▶ Exercise description
Copy all the data exactly, except the pictures.

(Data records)
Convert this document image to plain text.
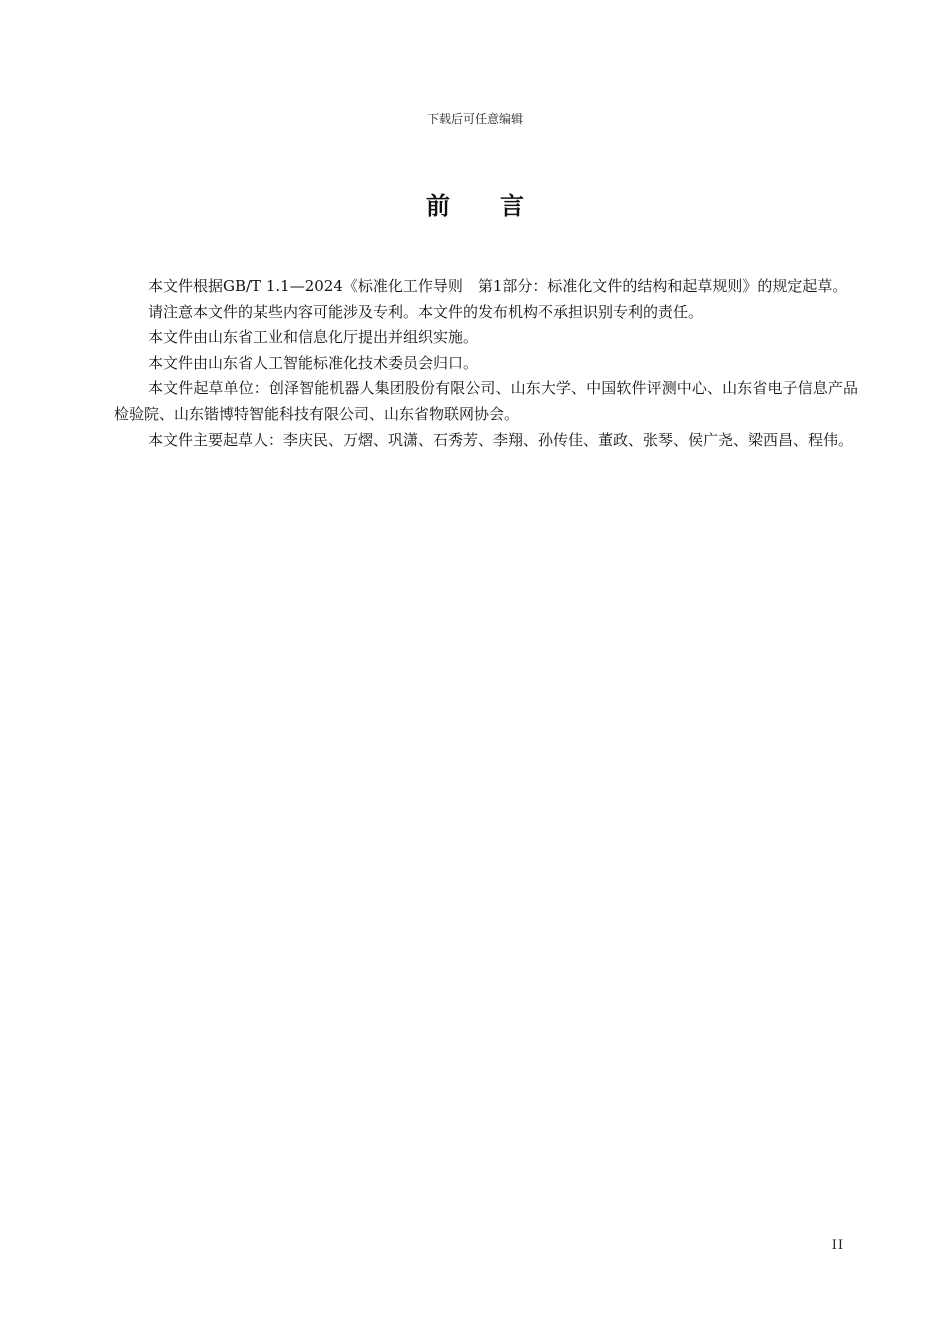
下载后可任意编辑
前 言

本文件根据GB/T 1.1—2024《标准化工作导则　第1部分：标准化文件的结构和起草规则》的规定起草。

请注意本文件的某些内容可能涉及专利。本文件的发布机构不承担识别专利的责任。

本文件由山东省工业和信息化厅提出并组织实施。

本文件由山东省人工智能标准化技术委员会归口。

本文件起草单位：创泽智能机器人集团股份有限公司、山东大学、中国软件评测中心、山东省电子信息产品检验院、山东锴博特智能科技有限公司、山东省物联网协会。

本文件主要起草人：李庆民、万熠、巩潇、石秀芳、李翔、孙传佳、董政、张琴、侯广尧、梁西昌、程伟。

II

▶ Response to the task
Convert this document image to plain text.
下载后可任意编辑
前 言

本文件根据GB/T 1.1—2024《标准化工作导则　第1部分：标准化文件的结构和起草规则》的规定起草。

请注意本文件的某些内容可能涉及专利。本文件的发布机构不承担识别专利的责任。

本文件由山东省工业和信息化厅提出并组织实施。

本文件由山东省人工智能标准化技术委员会归口。

本文件起草单位：创泽智能机器人集团股份有限公司、山东大学、中国软件评测中心、山东省电子信息产品检验院、山东锴博特智能科技有限公司、山东省物联网协会。

本文件主要起草人：李庆民、万熠、巩潇、石秀芳、李翔、孙传佳、董政、张琴、侯广尧、梁西昌、程伟。

II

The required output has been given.